***** MATERIAL SUPPLIED
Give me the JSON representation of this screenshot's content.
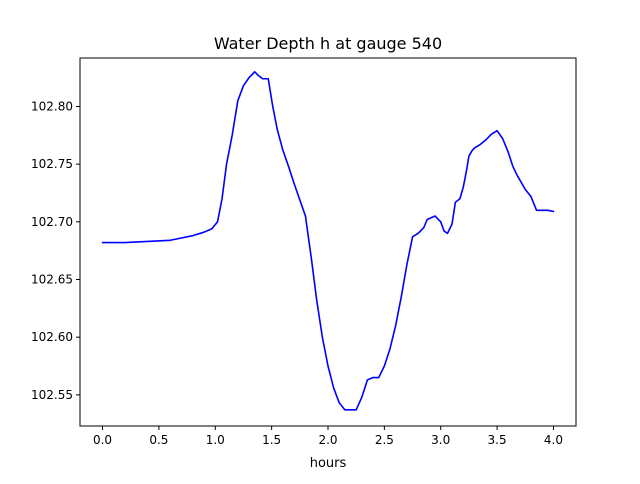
{
  "chart_data": {
    "type": "line",
    "title": "Water Depth h at gauge 540",
    "xlabel": "hours",
    "ylabel": "",
    "xlim": [
      -0.2,
      4.2
    ],
    "ylim": [
      102.523,
      102.842
    ],
    "xticks": [
      0.0,
      0.5,
      1.0,
      1.5,
      2.0,
      2.5,
      3.0,
      3.5,
      4.0
    ],
    "xtick_labels": [
      "0.0",
      "0.5",
      "1.0",
      "1.5",
      "2.0",
      "2.5",
      "3.0",
      "3.5",
      "4.0"
    ],
    "yticks": [
      102.55,
      102.6,
      102.65,
      102.7,
      102.75,
      102.8
    ],
    "ytick_labels": [
      "102.55",
      "102.60",
      "102.65",
      "102.70",
      "102.75",
      "102.80"
    ],
    "grid": false,
    "series": [
      {
        "color": "#0000ff",
        "x": [
          0.0,
          0.2,
          0.4,
          0.6,
          0.65,
          0.8,
          0.9,
          0.97,
          1.02,
          1.06,
          1.1,
          1.15,
          1.2,
          1.25,
          1.3,
          1.35,
          1.38,
          1.42,
          1.47,
          1.51,
          1.55,
          1.6,
          1.65,
          1.7,
          1.8,
          1.85,
          1.9,
          1.95,
          2.0,
          2.05,
          2.1,
          2.15,
          2.2,
          2.25,
          2.3,
          2.35,
          2.4,
          2.45,
          2.5,
          2.55,
          2.6,
          2.65,
          2.7,
          2.75,
          2.8,
          2.85,
          2.88,
          2.95,
          3.0,
          3.03,
          3.06,
          3.1,
          3.13,
          3.17,
          3.2,
          3.23,
          3.25,
          3.28,
          3.3,
          3.35,
          3.4,
          3.45,
          3.5,
          3.55,
          3.6,
          3.64,
          3.68,
          3.75,
          3.8,
          3.85,
          3.9,
          3.95,
          4.0
        ],
        "y": [
          102.682,
          102.682,
          102.683,
          102.684,
          102.685,
          102.688,
          102.691,
          102.694,
          102.7,
          102.72,
          102.75,
          102.775,
          102.805,
          102.818,
          102.825,
          102.83,
          102.827,
          102.824,
          102.824,
          102.8,
          102.78,
          102.762,
          102.748,
          102.733,
          102.705,
          102.67,
          102.632,
          102.6,
          102.575,
          102.556,
          102.543,
          102.537,
          102.537,
          102.537,
          102.548,
          102.563,
          102.565,
          102.565,
          102.575,
          102.59,
          102.61,
          102.635,
          102.663,
          102.687,
          102.69,
          102.695,
          102.702,
          102.705,
          102.7,
          102.692,
          102.69,
          102.698,
          102.717,
          102.72,
          102.73,
          102.745,
          102.757,
          102.762,
          102.764,
          102.767,
          102.771,
          102.776,
          102.779,
          102.772,
          102.76,
          102.748,
          102.74,
          102.728,
          102.722,
          102.71,
          102.71,
          102.71,
          102.709
        ]
      }
    ]
  }
}
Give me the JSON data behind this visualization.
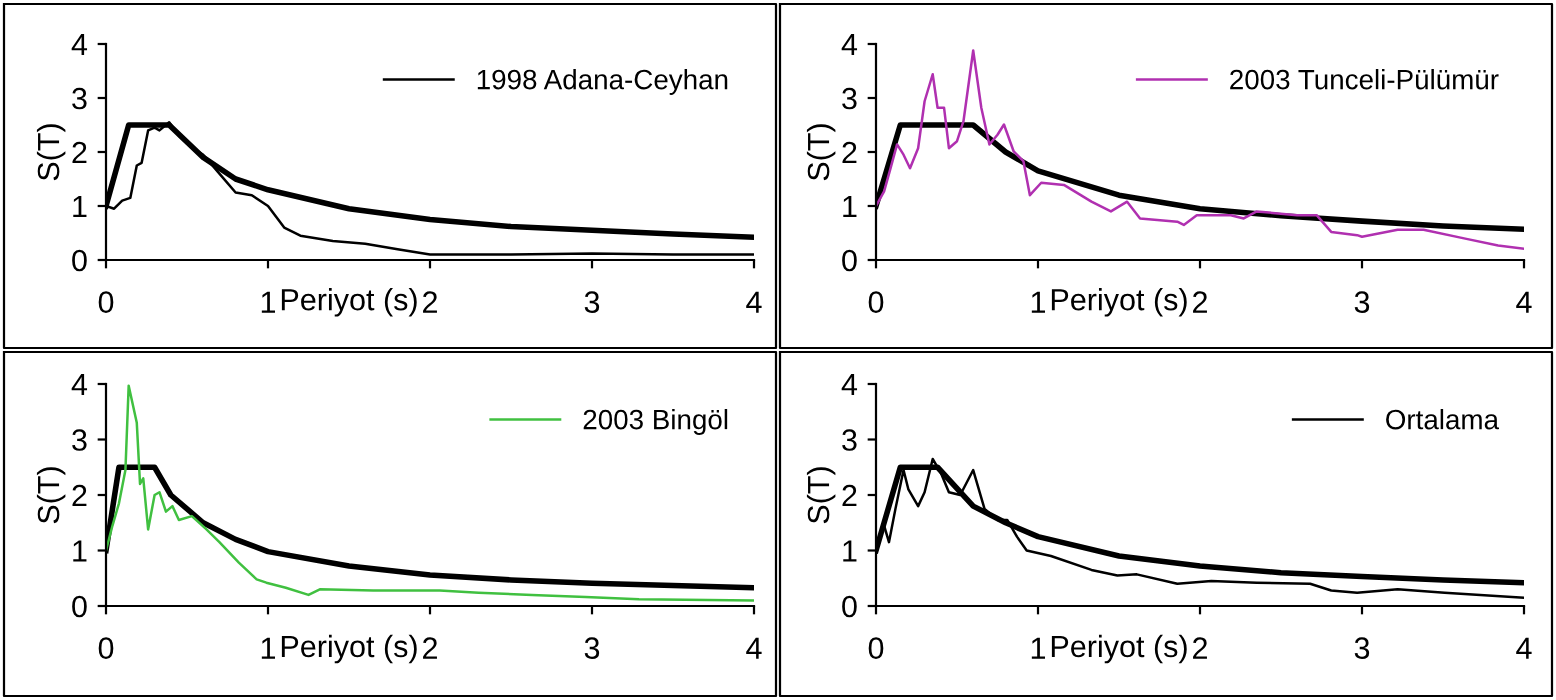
{
  "chart_data": [
    {
      "type": "line",
      "xlabel": "Periyot (s)",
      "ylabel": "S(T)",
      "xlim": [
        0,
        4
      ],
      "ylim": [
        0,
        4
      ],
      "xticks": [
        0,
        1,
        2,
        3,
        4
      ],
      "yticks": [
        0,
        1,
        2,
        3,
        4
      ],
      "legend": "top right",
      "grid": false,
      "series": [
        {
          "color": "#000000",
          "x": [
            0,
            0.14,
            0.39,
            0.6,
            0.8,
            1.0,
            1.5,
            2,
            2.5,
            3,
            3.5,
            4
          ],
          "values": [
            1,
            2.5,
            2.5,
            1.9,
            1.5,
            1.3,
            0.95,
            0.75,
            0.62,
            0.55,
            0.48,
            0.42
          ]
        },
        {
          "name": "1998 Adana-Ceyhan",
          "color": "#000000",
          "x": [
            0,
            0.05,
            0.1,
            0.15,
            0.19,
            0.22,
            0.26,
            0.3,
            0.33,
            0.39,
            0.45,
            0.52,
            0.6,
            0.7,
            0.8,
            0.9,
            1.0,
            1.1,
            1.2,
            1.4,
            1.6,
            1.8,
            2.0,
            2.5,
            3,
            3.5,
            4
          ],
          "values": [
            1.0,
            0.95,
            1.1,
            1.15,
            1.75,
            1.8,
            2.4,
            2.45,
            2.4,
            2.55,
            2.3,
            2.1,
            1.95,
            1.6,
            1.25,
            1.2,
            1.0,
            0.6,
            0.45,
            0.35,
            0.3,
            0.2,
            0.1,
            0.1,
            0.12,
            0.1,
            0.1
          ]
        }
      ]
    },
    {
      "type": "line",
      "xlabel": "Periyot (s)",
      "ylabel": "S(T)",
      "xlim": [
        0,
        4
      ],
      "ylim": [
        0,
        4
      ],
      "xticks": [
        0,
        1,
        2,
        3,
        4
      ],
      "yticks": [
        0,
        1,
        2,
        3,
        4
      ],
      "legend": "top right",
      "grid": false,
      "series": [
        {
          "color": "#000000",
          "x": [
            0,
            0.15,
            0.6,
            0.8,
            1.0,
            1.5,
            2,
            2.5,
            3,
            3.5,
            4
          ],
          "values": [
            1,
            2.5,
            2.5,
            2.0,
            1.65,
            1.2,
            0.95,
            0.82,
            0.72,
            0.63,
            0.57
          ]
        },
        {
          "name": "2003 Tunceli-Pülümür",
          "color": "#b030b0",
          "x": [
            0,
            0.05,
            0.09,
            0.13,
            0.17,
            0.21,
            0.26,
            0.3,
            0.35,
            0.38,
            0.42,
            0.45,
            0.5,
            0.54,
            0.6,
            0.65,
            0.7,
            0.75,
            0.79,
            0.85,
            0.91,
            0.95,
            1.02,
            1.16,
            1.33,
            1.45,
            1.55,
            1.63,
            1.86,
            1.9,
            1.98,
            2.19,
            2.27,
            2.35,
            2.6,
            2.72,
            2.81,
            2.97,
            3.0,
            3.22,
            3.38,
            3.63,
            3.84,
            4.0
          ],
          "values": [
            1.0,
            1.27,
            1.7,
            2.14,
            1.95,
            1.7,
            2.07,
            2.94,
            3.44,
            2.82,
            2.82,
            2.07,
            2.2,
            2.57,
            3.88,
            2.82,
            2.14,
            2.32,
            2.51,
            2.01,
            1.83,
            1.2,
            1.43,
            1.39,
            1.08,
            0.9,
            1.08,
            0.77,
            0.71,
            0.65,
            0.83,
            0.83,
            0.77,
            0.9,
            0.83,
            0.83,
            0.52,
            0.46,
            0.43,
            0.56,
            0.56,
            0.4,
            0.27,
            0.21
          ]
        }
      ]
    },
    {
      "type": "line",
      "xlabel": "Periyot (s)",
      "ylabel": "S(T)",
      "xlim": [
        0,
        4
      ],
      "ylim": [
        0,
        4
      ],
      "xticks": [
        0,
        1,
        2,
        3,
        4
      ],
      "yticks": [
        0,
        1,
        2,
        3,
        4
      ],
      "legend": "top right",
      "grid": false,
      "series": [
        {
          "color": "#000000",
          "x": [
            0,
            0.08,
            0.3,
            0.4,
            0.6,
            0.8,
            1.0,
            1.5,
            2,
            2.5,
            3,
            3.5,
            4
          ],
          "values": [
            1,
            2.5,
            2.5,
            2.0,
            1.5,
            1.2,
            0.98,
            0.72,
            0.56,
            0.47,
            0.41,
            0.37,
            0.33
          ]
        },
        {
          "name": "2003 Bingöl",
          "color": "#40c040",
          "x": [
            0,
            0.04,
            0.08,
            0.12,
            0.14,
            0.19,
            0.21,
            0.23,
            0.26,
            0.3,
            0.33,
            0.37,
            0.41,
            0.45,
            0.53,
            0.62,
            0.7,
            0.82,
            0.93,
            0.99,
            1.11,
            1.25,
            1.32,
            1.65,
            2.06,
            2.3,
            2.63,
            2.96,
            3.29,
            4
          ],
          "values": [
            1.0,
            1.45,
            1.85,
            2.45,
            3.97,
            3.3,
            2.2,
            2.3,
            1.38,
            2.0,
            2.05,
            1.7,
            1.8,
            1.55,
            1.62,
            1.38,
            1.15,
            0.78,
            0.48,
            0.42,
            0.33,
            0.2,
            0.3,
            0.28,
            0.28,
            0.24,
            0.2,
            0.16,
            0.12,
            0.1
          ]
        }
      ]
    },
    {
      "type": "line",
      "xlabel": "Periyot (s)",
      "ylabel": "S(T)",
      "xlim": [
        0,
        4
      ],
      "ylim": [
        0,
        4
      ],
      "xticks": [
        0,
        1,
        2,
        3,
        4
      ],
      "yticks": [
        0,
        1,
        2,
        3,
        4
      ],
      "legend": "top right",
      "grid": false,
      "series": [
        {
          "color": "#000000",
          "x": [
            0,
            0.15,
            0.38,
            0.6,
            0.8,
            1,
            1.5,
            2,
            2.5,
            3,
            3.5,
            4
          ],
          "values": [
            1,
            2.5,
            2.5,
            1.8,
            1.5,
            1.25,
            0.9,
            0.72,
            0.6,
            0.53,
            0.47,
            0.42
          ]
        },
        {
          "name": "Ortalama",
          "color": "#000000",
          "x": [
            0,
            0.05,
            0.08,
            0.12,
            0.17,
            0.2,
            0.26,
            0.3,
            0.35,
            0.4,
            0.45,
            0.52,
            0.6,
            0.67,
            0.75,
            0.81,
            0.87,
            0.93,
            1.08,
            1.33,
            1.49,
            1.61,
            1.86,
            2.07,
            2.35,
            2.68,
            2.81,
            2.97,
            3.22,
            3.51,
            4
          ],
          "values": [
            1.0,
            1.45,
            1.15,
            1.75,
            2.45,
            2.1,
            1.8,
            2.05,
            2.65,
            2.4,
            2.05,
            2.0,
            2.45,
            1.75,
            1.55,
            1.55,
            1.25,
            1.0,
            0.9,
            0.65,
            0.55,
            0.57,
            0.4,
            0.45,
            0.42,
            0.4,
            0.28,
            0.24,
            0.3,
            0.24,
            0.15
          ]
        }
      ]
    }
  ]
}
**********
— WRITTEN EXERCISE —
Go through the data and gather every line that holds "name".

— SOLVED EXERCISE —
          "name": "1998 Adana-Ceyhan",
          "name": "2003 Tunceli-Pülümür",
          "name": "2003 Bingöl",
          "name": "Ortalama",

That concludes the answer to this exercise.